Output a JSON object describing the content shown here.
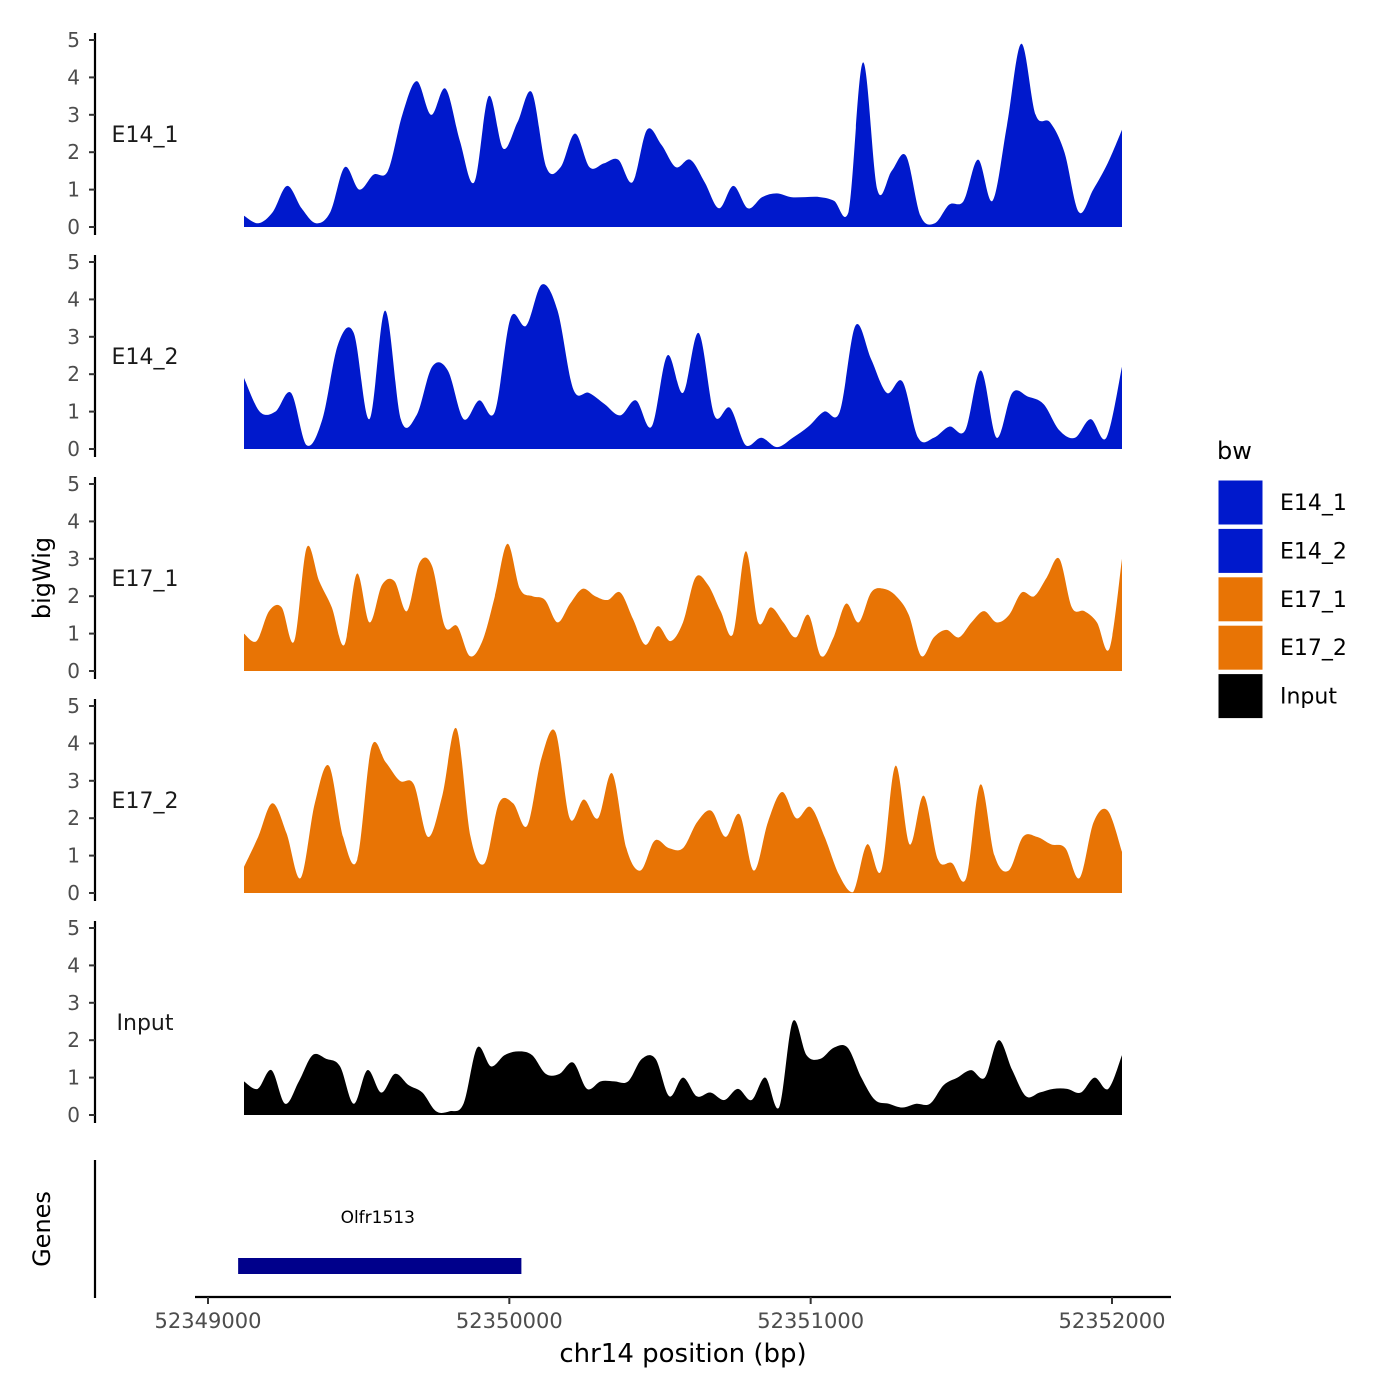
{
  "chart_data": {
    "type": "area",
    "subtype": "genome-coverage-tracks",
    "title": "",
    "ylabel": "bigWig",
    "xlabel": "chr14 position (bp)",
    "gene_panel_label": "Genes",
    "xlim": [
      52349000,
      52352000
    ],
    "x_ticks": [
      52349000,
      52350000,
      52351000,
      52352000
    ],
    "x_tick_labels": [
      "52349000",
      "52350000",
      "52351000",
      "52352000"
    ],
    "ylim": [
      0,
      5
    ],
    "y_ticks": [
      0,
      1,
      2,
      3,
      4,
      5
    ],
    "y_tick_labels": [
      "0",
      "1",
      "2",
      "3",
      "4",
      "5"
    ],
    "legend": {
      "title": "bw",
      "position": "right",
      "items": [
        {
          "label": "E14_1",
          "color": "#0019CC"
        },
        {
          "label": "E14_2",
          "color": "#0019CC"
        },
        {
          "label": "E17_1",
          "color": "#E87405"
        },
        {
          "label": "E17_2",
          "color": "#E87405"
        },
        {
          "label": "Input",
          "color": "#000000"
        }
      ]
    },
    "x_sampling": {
      "start": 52349120,
      "step": 60
    },
    "series": [
      {
        "name": "E14_1",
        "color": "#0019CC",
        "values": [
          0.3,
          0.1,
          0.4,
          1.1,
          0.5,
          0.1,
          0.4,
          1.6,
          1.0,
          1.4,
          1.5,
          3.0,
          3.9,
          3.0,
          3.7,
          2.3,
          1.2,
          3.5,
          2.1,
          2.8,
          3.6,
          1.6,
          1.6,
          2.5,
          1.6,
          1.7,
          1.8,
          1.2,
          2.6,
          2.2,
          1.6,
          1.8,
          1.2,
          0.5,
          1.1,
          0.5,
          0.8,
          0.9,
          0.8,
          0.8,
          0.8,
          0.7,
          0.4,
          4.4,
          1.0,
          1.5,
          1.9,
          0.3,
          0.1,
          0.6,
          0.7,
          1.8,
          0.7,
          2.7,
          4.9,
          3.0,
          2.8,
          2.0,
          0.4,
          1.0,
          1.7,
          2.6
        ]
      },
      {
        "name": "E14_2",
        "color": "#0019CC",
        "values": [
          1.9,
          1.0,
          1.0,
          1.5,
          0.1,
          0.8,
          2.8,
          3.1,
          0.8,
          3.7,
          0.8,
          0.9,
          2.2,
          2.1,
          0.8,
          1.3,
          1.0,
          3.5,
          3.3,
          4.4,
          3.7,
          1.6,
          1.5,
          1.2,
          0.9,
          1.3,
          0.6,
          2.5,
          1.5,
          3.1,
          0.9,
          1.1,
          0.1,
          0.3,
          0.05,
          0.3,
          0.6,
          1.0,
          1.0,
          3.3,
          2.4,
          1.5,
          1.8,
          0.3,
          0.3,
          0.6,
          0.5,
          2.1,
          0.3,
          1.5,
          1.4,
          1.2,
          0.5,
          0.3,
          0.8,
          0.3,
          2.2
        ]
      },
      {
        "name": "E17_1",
        "color": "#E87405",
        "values": [
          1.0,
          0.8,
          1.6,
          1.7,
          0.8,
          3.3,
          2.4,
          1.7,
          0.7,
          2.6,
          1.3,
          2.3,
          2.4,
          1.6,
          2.9,
          2.8,
          1.2,
          1.2,
          0.4,
          0.8,
          2.0,
          3.4,
          2.2,
          2.0,
          1.9,
          1.3,
          1.8,
          2.2,
          2.0,
          1.9,
          2.1,
          1.4,
          0.7,
          1.2,
          0.8,
          1.3,
          2.5,
          2.3,
          1.6,
          1.0,
          3.2,
          1.3,
          1.7,
          1.3,
          0.9,
          1.5,
          0.4,
          0.9,
          1.8,
          1.3,
          2.1,
          2.2,
          2.0,
          1.5,
          0.4,
          0.9,
          1.1,
          0.9,
          1.3,
          1.6,
          1.3,
          1.5,
          2.1,
          2.0,
          2.5,
          3.0,
          1.7,
          1.6,
          1.3,
          0.6,
          3.0
        ]
      },
      {
        "name": "E17_2",
        "color": "#E87405",
        "values": [
          0.7,
          1.5,
          2.4,
          1.6,
          0.4,
          2.4,
          3.4,
          1.5,
          0.9,
          3.9,
          3.5,
          3.0,
          2.9,
          1.5,
          2.6,
          4.4,
          1.5,
          0.8,
          2.4,
          2.4,
          1.8,
          3.6,
          4.3,
          2.0,
          2.5,
          2.0,
          3.2,
          1.2,
          0.6,
          1.4,
          1.2,
          1.2,
          1.9,
          2.2,
          1.5,
          2.1,
          0.6,
          1.9,
          2.7,
          2.0,
          2.3,
          1.5,
          0.5,
          0.02,
          1.3,
          0.6,
          3.4,
          1.3,
          2.6,
          0.9,
          0.8,
          0.4,
          2.9,
          1.0,
          0.6,
          1.5,
          1.5,
          1.3,
          1.2,
          0.4,
          1.9,
          2.2,
          1.1
        ]
      },
      {
        "name": "Input",
        "color": "#000000",
        "values": [
          0.9,
          0.7,
          1.2,
          0.3,
          0.9,
          1.6,
          1.5,
          1.3,
          0.3,
          1.2,
          0.6,
          1.1,
          0.8,
          0.6,
          0.1,
          0.1,
          0.3,
          1.8,
          1.3,
          1.6,
          1.7,
          1.6,
          1.1,
          1.1,
          1.4,
          0.7,
          0.9,
          0.9,
          0.9,
          1.5,
          1.5,
          0.5,
          1.0,
          0.5,
          0.6,
          0.4,
          0.7,
          0.4,
          1.0,
          0.2,
          2.5,
          1.6,
          1.5,
          1.8,
          1.8,
          1.0,
          0.4,
          0.3,
          0.2,
          0.3,
          0.3,
          0.8,
          1.0,
          1.2,
          1.0,
          2.0,
          1.2,
          0.5,
          0.6,
          0.7,
          0.7,
          0.6,
          1.0,
          0.7,
          1.6
        ]
      }
    ],
    "genes": [
      {
        "name": "Olfr1513",
        "start": 52349100,
        "end": 52350040,
        "color": "#00008B"
      }
    ]
  }
}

• Work task
Pictures are not part of the copy. Please reproduce the material word for word.

• Task response
Output a JSON object describing the content shown here.
{
  "chart_data": {
    "type": "area",
    "subtype": "genome-coverage-tracks",
    "title": "",
    "ylabel": "bigWig",
    "xlabel": "chr14 position (bp)",
    "gene_panel_label": "Genes",
    "xlim": [
      52349000,
      52352000
    ],
    "x_ticks": [
      52349000,
      52350000,
      52351000,
      52352000
    ],
    "x_tick_labels": [
      "52349000",
      "52350000",
      "52351000",
      "52352000"
    ],
    "ylim": [
      0,
      5
    ],
    "y_ticks": [
      0,
      1,
      2,
      3,
      4,
      5
    ],
    "y_tick_labels": [
      "0",
      "1",
      "2",
      "3",
      "4",
      "5"
    ],
    "legend": {
      "title": "bw",
      "position": "right",
      "items": [
        {
          "label": "E14_1",
          "color": "#0019CC"
        },
        {
          "label": "E14_2",
          "color": "#0019CC"
        },
        {
          "label": "E17_1",
          "color": "#E87405"
        },
        {
          "label": "E17_2",
          "color": "#E87405"
        },
        {
          "label": "Input",
          "color": "#000000"
        }
      ]
    },
    "x_sampling": {
      "start": 52349120,
      "step": 60
    },
    "series": [
      {
        "name": "E14_1",
        "color": "#0019CC",
        "values": [
          0.3,
          0.1,
          0.4,
          1.1,
          0.5,
          0.1,
          0.4,
          1.6,
          1.0,
          1.4,
          1.5,
          3.0,
          3.9,
          3.0,
          3.7,
          2.3,
          1.2,
          3.5,
          2.1,
          2.8,
          3.6,
          1.6,
          1.6,
          2.5,
          1.6,
          1.7,
          1.8,
          1.2,
          2.6,
          2.2,
          1.6,
          1.8,
          1.2,
          0.5,
          1.1,
          0.5,
          0.8,
          0.9,
          0.8,
          0.8,
          0.8,
          0.7,
          0.4,
          4.4,
          1.0,
          1.5,
          1.9,
          0.3,
          0.1,
          0.6,
          0.7,
          1.8,
          0.7,
          2.7,
          4.9,
          3.0,
          2.8,
          2.0,
          0.4,
          1.0,
          1.7,
          2.6
        ]
      },
      {
        "name": "E14_2",
        "color": "#0019CC",
        "values": [
          1.9,
          1.0,
          1.0,
          1.5,
          0.1,
          0.8,
          2.8,
          3.1,
          0.8,
          3.7,
          0.8,
          0.9,
          2.2,
          2.1,
          0.8,
          1.3,
          1.0,
          3.5,
          3.3,
          4.4,
          3.7,
          1.6,
          1.5,
          1.2,
          0.9,
          1.3,
          0.6,
          2.5,
          1.5,
          3.1,
          0.9,
          1.1,
          0.1,
          0.3,
          0.05,
          0.3,
          0.6,
          1.0,
          1.0,
          3.3,
          2.4,
          1.5,
          1.8,
          0.3,
          0.3,
          0.6,
          0.5,
          2.1,
          0.3,
          1.5,
          1.4,
          1.2,
          0.5,
          0.3,
          0.8,
          0.3,
          2.2
        ]
      },
      {
        "name": "E17_1",
        "color": "#E87405",
        "values": [
          1.0,
          0.8,
          1.6,
          1.7,
          0.8,
          3.3,
          2.4,
          1.7,
          0.7,
          2.6,
          1.3,
          2.3,
          2.4,
          1.6,
          2.9,
          2.8,
          1.2,
          1.2,
          0.4,
          0.8,
          2.0,
          3.4,
          2.2,
          2.0,
          1.9,
          1.3,
          1.8,
          2.2,
          2.0,
          1.9,
          2.1,
          1.4,
          0.7,
          1.2,
          0.8,
          1.3,
          2.5,
          2.3,
          1.6,
          1.0,
          3.2,
          1.3,
          1.7,
          1.3,
          0.9,
          1.5,
          0.4,
          0.9,
          1.8,
          1.3,
          2.1,
          2.2,
          2.0,
          1.5,
          0.4,
          0.9,
          1.1,
          0.9,
          1.3,
          1.6,
          1.3,
          1.5,
          2.1,
          2.0,
          2.5,
          3.0,
          1.7,
          1.6,
          1.3,
          0.6,
          3.0
        ]
      },
      {
        "name": "E17_2",
        "color": "#E87405",
        "values": [
          0.7,
          1.5,
          2.4,
          1.6,
          0.4,
          2.4,
          3.4,
          1.5,
          0.9,
          3.9,
          3.5,
          3.0,
          2.9,
          1.5,
          2.6,
          4.4,
          1.5,
          0.8,
          2.4,
          2.4,
          1.8,
          3.6,
          4.3,
          2.0,
          2.5,
          2.0,
          3.2,
          1.2,
          0.6,
          1.4,
          1.2,
          1.2,
          1.9,
          2.2,
          1.5,
          2.1,
          0.6,
          1.9,
          2.7,
          2.0,
          2.3,
          1.5,
          0.5,
          0.02,
          1.3,
          0.6,
          3.4,
          1.3,
          2.6,
          0.9,
          0.8,
          0.4,
          2.9,
          1.0,
          0.6,
          1.5,
          1.5,
          1.3,
          1.2,
          0.4,
          1.9,
          2.2,
          1.1
        ]
      },
      {
        "name": "Input",
        "color": "#000000",
        "values": [
          0.9,
          0.7,
          1.2,
          0.3,
          0.9,
          1.6,
          1.5,
          1.3,
          0.3,
          1.2,
          0.6,
          1.1,
          0.8,
          0.6,
          0.1,
          0.1,
          0.3,
          1.8,
          1.3,
          1.6,
          1.7,
          1.6,
          1.1,
          1.1,
          1.4,
          0.7,
          0.9,
          0.9,
          0.9,
          1.5,
          1.5,
          0.5,
          1.0,
          0.5,
          0.6,
          0.4,
          0.7,
          0.4,
          1.0,
          0.2,
          2.5,
          1.6,
          1.5,
          1.8,
          1.8,
          1.0,
          0.4,
          0.3,
          0.2,
          0.3,
          0.3,
          0.8,
          1.0,
          1.2,
          1.0,
          2.0,
          1.2,
          0.5,
          0.6,
          0.7,
          0.7,
          0.6,
          1.0,
          0.7,
          1.6
        ]
      }
    ],
    "genes": [
      {
        "name": "Olfr1513",
        "start": 52349100,
        "end": 52350040,
        "color": "#00008B"
      }
    ]
  }
}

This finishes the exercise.